▶ Exercise details: Copy out, from the entries below, each line holding the string "color".

▶ Task material:
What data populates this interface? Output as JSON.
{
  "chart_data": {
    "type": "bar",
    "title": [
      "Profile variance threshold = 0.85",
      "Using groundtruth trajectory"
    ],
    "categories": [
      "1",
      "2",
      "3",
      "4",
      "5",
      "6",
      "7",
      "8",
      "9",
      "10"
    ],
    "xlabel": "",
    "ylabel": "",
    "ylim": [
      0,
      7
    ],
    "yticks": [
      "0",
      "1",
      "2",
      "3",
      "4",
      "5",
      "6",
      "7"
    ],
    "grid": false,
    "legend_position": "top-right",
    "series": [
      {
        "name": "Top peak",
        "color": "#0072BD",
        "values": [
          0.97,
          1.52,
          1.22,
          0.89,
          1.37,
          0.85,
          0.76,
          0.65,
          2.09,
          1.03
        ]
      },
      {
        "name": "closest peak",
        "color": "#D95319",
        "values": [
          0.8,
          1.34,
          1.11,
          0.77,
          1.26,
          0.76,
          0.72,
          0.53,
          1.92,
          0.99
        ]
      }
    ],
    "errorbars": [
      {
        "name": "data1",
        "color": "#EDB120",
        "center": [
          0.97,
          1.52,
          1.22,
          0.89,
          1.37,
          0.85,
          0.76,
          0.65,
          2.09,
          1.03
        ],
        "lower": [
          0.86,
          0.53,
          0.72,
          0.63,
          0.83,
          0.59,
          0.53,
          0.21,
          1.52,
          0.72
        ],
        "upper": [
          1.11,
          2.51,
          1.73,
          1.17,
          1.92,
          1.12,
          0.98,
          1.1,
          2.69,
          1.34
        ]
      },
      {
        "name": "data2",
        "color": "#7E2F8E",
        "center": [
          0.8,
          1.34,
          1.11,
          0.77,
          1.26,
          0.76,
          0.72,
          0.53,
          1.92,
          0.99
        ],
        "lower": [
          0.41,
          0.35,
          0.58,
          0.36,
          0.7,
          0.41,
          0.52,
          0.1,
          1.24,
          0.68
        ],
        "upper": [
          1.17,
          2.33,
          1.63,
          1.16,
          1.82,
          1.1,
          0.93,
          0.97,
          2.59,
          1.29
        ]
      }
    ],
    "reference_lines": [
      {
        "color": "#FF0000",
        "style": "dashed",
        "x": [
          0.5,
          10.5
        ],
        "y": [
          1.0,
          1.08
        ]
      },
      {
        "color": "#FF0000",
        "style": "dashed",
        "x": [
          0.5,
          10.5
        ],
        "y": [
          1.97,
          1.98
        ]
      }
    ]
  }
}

▶ Exercise answer:
        "color": "#0072BD",
        "color": "#D95319",
        "color": "#EDB120",
        "color": "#7E2F8E",
        "color": "#FF0000",
        "color": "#FF0000",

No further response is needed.